Write out the material below again, unchanged.
— Start of MATERIAL FOR THIS EXERCISE —
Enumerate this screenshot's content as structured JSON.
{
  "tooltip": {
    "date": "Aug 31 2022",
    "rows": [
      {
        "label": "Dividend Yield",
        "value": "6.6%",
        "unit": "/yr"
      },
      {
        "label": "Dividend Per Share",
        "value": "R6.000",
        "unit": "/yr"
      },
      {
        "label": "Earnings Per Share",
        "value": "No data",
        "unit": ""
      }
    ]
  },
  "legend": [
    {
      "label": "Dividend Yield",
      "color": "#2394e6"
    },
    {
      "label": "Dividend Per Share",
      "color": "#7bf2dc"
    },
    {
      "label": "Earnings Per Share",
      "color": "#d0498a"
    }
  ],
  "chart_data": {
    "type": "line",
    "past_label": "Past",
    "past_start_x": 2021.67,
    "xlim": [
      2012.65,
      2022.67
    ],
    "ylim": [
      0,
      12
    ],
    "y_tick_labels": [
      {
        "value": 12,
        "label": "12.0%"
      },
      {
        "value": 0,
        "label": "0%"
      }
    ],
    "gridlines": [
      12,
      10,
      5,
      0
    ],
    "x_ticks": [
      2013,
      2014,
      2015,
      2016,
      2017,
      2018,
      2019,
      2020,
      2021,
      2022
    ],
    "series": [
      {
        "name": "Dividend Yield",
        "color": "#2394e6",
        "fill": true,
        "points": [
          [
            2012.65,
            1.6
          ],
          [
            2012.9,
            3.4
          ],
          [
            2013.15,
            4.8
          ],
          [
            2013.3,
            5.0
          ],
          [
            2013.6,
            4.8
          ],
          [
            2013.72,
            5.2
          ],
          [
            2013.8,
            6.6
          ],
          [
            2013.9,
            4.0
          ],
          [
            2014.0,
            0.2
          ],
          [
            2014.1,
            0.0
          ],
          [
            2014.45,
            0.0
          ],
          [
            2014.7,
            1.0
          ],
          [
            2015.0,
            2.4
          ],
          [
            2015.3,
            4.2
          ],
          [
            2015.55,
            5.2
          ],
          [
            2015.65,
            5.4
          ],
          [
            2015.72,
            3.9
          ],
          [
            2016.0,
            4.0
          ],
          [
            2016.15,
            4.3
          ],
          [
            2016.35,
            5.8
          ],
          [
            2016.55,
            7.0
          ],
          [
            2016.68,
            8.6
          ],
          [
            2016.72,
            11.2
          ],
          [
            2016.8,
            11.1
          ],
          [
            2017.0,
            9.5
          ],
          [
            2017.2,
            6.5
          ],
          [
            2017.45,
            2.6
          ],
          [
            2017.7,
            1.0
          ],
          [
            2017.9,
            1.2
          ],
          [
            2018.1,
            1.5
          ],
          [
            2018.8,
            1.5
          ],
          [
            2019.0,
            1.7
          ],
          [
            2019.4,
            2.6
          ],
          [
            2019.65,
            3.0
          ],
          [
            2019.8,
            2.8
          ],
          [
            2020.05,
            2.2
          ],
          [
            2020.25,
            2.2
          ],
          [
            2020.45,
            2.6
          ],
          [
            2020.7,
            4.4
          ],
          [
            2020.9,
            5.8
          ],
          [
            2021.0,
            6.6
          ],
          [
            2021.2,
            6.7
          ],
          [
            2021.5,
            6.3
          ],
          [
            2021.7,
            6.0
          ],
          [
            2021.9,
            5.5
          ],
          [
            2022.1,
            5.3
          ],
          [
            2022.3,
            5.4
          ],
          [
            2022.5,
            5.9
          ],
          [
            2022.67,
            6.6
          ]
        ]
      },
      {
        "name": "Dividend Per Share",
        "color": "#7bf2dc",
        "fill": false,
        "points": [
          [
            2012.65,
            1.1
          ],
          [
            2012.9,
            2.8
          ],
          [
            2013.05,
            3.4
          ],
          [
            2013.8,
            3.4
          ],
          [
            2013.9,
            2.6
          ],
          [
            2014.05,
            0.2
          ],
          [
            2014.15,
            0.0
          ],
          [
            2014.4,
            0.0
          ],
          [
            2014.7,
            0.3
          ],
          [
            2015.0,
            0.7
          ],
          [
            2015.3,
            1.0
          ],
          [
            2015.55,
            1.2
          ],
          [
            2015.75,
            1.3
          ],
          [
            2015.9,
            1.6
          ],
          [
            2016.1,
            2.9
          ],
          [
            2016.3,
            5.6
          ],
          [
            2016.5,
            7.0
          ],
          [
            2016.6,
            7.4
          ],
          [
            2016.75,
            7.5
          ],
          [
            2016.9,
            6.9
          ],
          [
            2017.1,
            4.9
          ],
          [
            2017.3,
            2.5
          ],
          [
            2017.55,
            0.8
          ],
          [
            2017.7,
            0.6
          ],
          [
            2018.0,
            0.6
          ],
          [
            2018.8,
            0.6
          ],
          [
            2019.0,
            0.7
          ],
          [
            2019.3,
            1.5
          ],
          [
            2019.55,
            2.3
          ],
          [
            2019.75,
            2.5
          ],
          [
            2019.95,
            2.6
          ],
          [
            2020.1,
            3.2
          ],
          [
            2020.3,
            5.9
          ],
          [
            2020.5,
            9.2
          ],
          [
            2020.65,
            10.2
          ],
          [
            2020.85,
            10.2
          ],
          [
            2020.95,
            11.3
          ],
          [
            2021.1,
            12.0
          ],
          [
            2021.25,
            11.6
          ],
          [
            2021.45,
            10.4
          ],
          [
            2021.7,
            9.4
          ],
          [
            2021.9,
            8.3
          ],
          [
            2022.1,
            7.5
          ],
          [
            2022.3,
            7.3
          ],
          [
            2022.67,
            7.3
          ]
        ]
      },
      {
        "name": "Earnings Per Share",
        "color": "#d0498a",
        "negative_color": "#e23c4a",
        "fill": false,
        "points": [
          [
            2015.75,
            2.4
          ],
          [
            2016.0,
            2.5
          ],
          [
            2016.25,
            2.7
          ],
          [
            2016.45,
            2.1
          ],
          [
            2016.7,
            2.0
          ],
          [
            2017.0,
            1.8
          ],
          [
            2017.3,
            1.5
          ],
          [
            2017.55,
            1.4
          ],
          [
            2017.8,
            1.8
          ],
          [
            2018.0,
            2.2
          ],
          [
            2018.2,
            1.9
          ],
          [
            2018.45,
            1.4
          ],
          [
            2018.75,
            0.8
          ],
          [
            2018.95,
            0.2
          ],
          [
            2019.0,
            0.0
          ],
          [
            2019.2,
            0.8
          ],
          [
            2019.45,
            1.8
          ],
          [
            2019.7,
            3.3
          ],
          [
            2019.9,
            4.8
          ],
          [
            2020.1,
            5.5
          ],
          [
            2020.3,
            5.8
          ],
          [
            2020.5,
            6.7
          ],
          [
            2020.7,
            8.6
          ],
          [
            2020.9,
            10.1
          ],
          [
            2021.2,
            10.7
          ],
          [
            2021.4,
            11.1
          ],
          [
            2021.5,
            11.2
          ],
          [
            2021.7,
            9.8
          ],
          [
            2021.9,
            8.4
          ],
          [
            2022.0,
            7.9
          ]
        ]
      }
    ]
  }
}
— End of MATERIAL FOR THIS EXERCISE —
#### RESULT:
Enumerate this screenshot's content as structured JSON.
{
  "tooltip": {
    "date": "Aug 31 2022",
    "rows": [
      {
        "label": "Dividend Yield",
        "value": "6.6%",
        "unit": "/yr"
      },
      {
        "label": "Dividend Per Share",
        "value": "R6.000",
        "unit": "/yr"
      },
      {
        "label": "Earnings Per Share",
        "value": "No data",
        "unit": ""
      }
    ]
  },
  "legend": [
    {
      "label": "Dividend Yield",
      "color": "#2394e6"
    },
    {
      "label": "Dividend Per Share",
      "color": "#7bf2dc"
    },
    {
      "label": "Earnings Per Share",
      "color": "#d0498a"
    }
  ],
  "chart_data": {
    "type": "line",
    "past_label": "Past",
    "past_start_x": 2021.67,
    "xlim": [
      2012.65,
      2022.67
    ],
    "ylim": [
      0,
      12
    ],
    "y_tick_labels": [
      {
        "value": 12,
        "label": "12.0%"
      },
      {
        "value": 0,
        "label": "0%"
      }
    ],
    "gridlines": [
      12,
      10,
      5,
      0
    ],
    "x_ticks": [
      2013,
      2014,
      2015,
      2016,
      2017,
      2018,
      2019,
      2020,
      2021,
      2022
    ],
    "series": [
      {
        "name": "Dividend Yield",
        "color": "#2394e6",
        "fill": true,
        "points": [
          [
            2012.65,
            1.6
          ],
          [
            2012.9,
            3.4
          ],
          [
            2013.15,
            4.8
          ],
          [
            2013.3,
            5.0
          ],
          [
            2013.6,
            4.8
          ],
          [
            2013.72,
            5.2
          ],
          [
            2013.8,
            6.6
          ],
          [
            2013.9,
            4.0
          ],
          [
            2014.0,
            0.2
          ],
          [
            2014.1,
            0.0
          ],
          [
            2014.45,
            0.0
          ],
          [
            2014.7,
            1.0
          ],
          [
            2015.0,
            2.4
          ],
          [
            2015.3,
            4.2
          ],
          [
            2015.55,
            5.2
          ],
          [
            2015.65,
            5.4
          ],
          [
            2015.72,
            3.9
          ],
          [
            2016.0,
            4.0
          ],
          [
            2016.15,
            4.3
          ],
          [
            2016.35,
            5.8
          ],
          [
            2016.55,
            7.0
          ],
          [
            2016.68,
            8.6
          ],
          [
            2016.72,
            11.2
          ],
          [
            2016.8,
            11.1
          ],
          [
            2017.0,
            9.5
          ],
          [
            2017.2,
            6.5
          ],
          [
            2017.45,
            2.6
          ],
          [
            2017.7,
            1.0
          ],
          [
            2017.9,
            1.2
          ],
          [
            2018.1,
            1.5
          ],
          [
            2018.8,
            1.5
          ],
          [
            2019.0,
            1.7
          ],
          [
            2019.4,
            2.6
          ],
          [
            2019.65,
            3.0
          ],
          [
            2019.8,
            2.8
          ],
          [
            2020.05,
            2.2
          ],
          [
            2020.25,
            2.2
          ],
          [
            2020.45,
            2.6
          ],
          [
            2020.7,
            4.4
          ],
          [
            2020.9,
            5.8
          ],
          [
            2021.0,
            6.6
          ],
          [
            2021.2,
            6.7
          ],
          [
            2021.5,
            6.3
          ],
          [
            2021.7,
            6.0
          ],
          [
            2021.9,
            5.5
          ],
          [
            2022.1,
            5.3
          ],
          [
            2022.3,
            5.4
          ],
          [
            2022.5,
            5.9
          ],
          [
            2022.67,
            6.6
          ]
        ]
      },
      {
        "name": "Dividend Per Share",
        "color": "#7bf2dc",
        "fill": false,
        "points": [
          [
            2012.65,
            1.1
          ],
          [
            2012.9,
            2.8
          ],
          [
            2013.05,
            3.4
          ],
          [
            2013.8,
            3.4
          ],
          [
            2013.9,
            2.6
          ],
          [
            2014.05,
            0.2
          ],
          [
            2014.15,
            0.0
          ],
          [
            2014.4,
            0.0
          ],
          [
            2014.7,
            0.3
          ],
          [
            2015.0,
            0.7
          ],
          [
            2015.3,
            1.0
          ],
          [
            2015.55,
            1.2
          ],
          [
            2015.75,
            1.3
          ],
          [
            2015.9,
            1.6
          ],
          [
            2016.1,
            2.9
          ],
          [
            2016.3,
            5.6
          ],
          [
            2016.5,
            7.0
          ],
          [
            2016.6,
            7.4
          ],
          [
            2016.75,
            7.5
          ],
          [
            2016.9,
            6.9
          ],
          [
            2017.1,
            4.9
          ],
          [
            2017.3,
            2.5
          ],
          [
            2017.55,
            0.8
          ],
          [
            2017.7,
            0.6
          ],
          [
            2018.0,
            0.6
          ],
          [
            2018.8,
            0.6
          ],
          [
            2019.0,
            0.7
          ],
          [
            2019.3,
            1.5
          ],
          [
            2019.55,
            2.3
          ],
          [
            2019.75,
            2.5
          ],
          [
            2019.95,
            2.6
          ],
          [
            2020.1,
            3.2
          ],
          [
            2020.3,
            5.9
          ],
          [
            2020.5,
            9.2
          ],
          [
            2020.65,
            10.2
          ],
          [
            2020.85,
            10.2
          ],
          [
            2020.95,
            11.3
          ],
          [
            2021.1,
            12.0
          ],
          [
            2021.25,
            11.6
          ],
          [
            2021.45,
            10.4
          ],
          [
            2021.7,
            9.4
          ],
          [
            2021.9,
            8.3
          ],
          [
            2022.1,
            7.5
          ],
          [
            2022.3,
            7.3
          ],
          [
            2022.67,
            7.3
          ]
        ]
      },
      {
        "name": "Earnings Per Share",
        "color": "#d0498a",
        "negative_color": "#e23c4a",
        "fill": false,
        "points": [
          [
            2015.75,
            2.4
          ],
          [
            2016.0,
            2.5
          ],
          [
            2016.25,
            2.7
          ],
          [
            2016.45,
            2.1
          ],
          [
            2016.7,
            2.0
          ],
          [
            2017.0,
            1.8
          ],
          [
            2017.3,
            1.5
          ],
          [
            2017.55,
            1.4
          ],
          [
            2017.8,
            1.8
          ],
          [
            2018.0,
            2.2
          ],
          [
            2018.2,
            1.9
          ],
          [
            2018.45,
            1.4
          ],
          [
            2018.75,
            0.8
          ],
          [
            2018.95,
            0.2
          ],
          [
            2019.0,
            0.0
          ],
          [
            2019.2,
            0.8
          ],
          [
            2019.45,
            1.8
          ],
          [
            2019.7,
            3.3
          ],
          [
            2019.9,
            4.8
          ],
          [
            2020.1,
            5.5
          ],
          [
            2020.3,
            5.8
          ],
          [
            2020.5,
            6.7
          ],
          [
            2020.7,
            8.6
          ],
          [
            2020.9,
            10.1
          ],
          [
            2021.2,
            10.7
          ],
          [
            2021.4,
            11.1
          ],
          [
            2021.5,
            11.2
          ],
          [
            2021.7,
            9.8
          ],
          [
            2021.9,
            8.4
          ],
          [
            2022.0,
            7.9
          ]
        ]
      }
    ]
  }
}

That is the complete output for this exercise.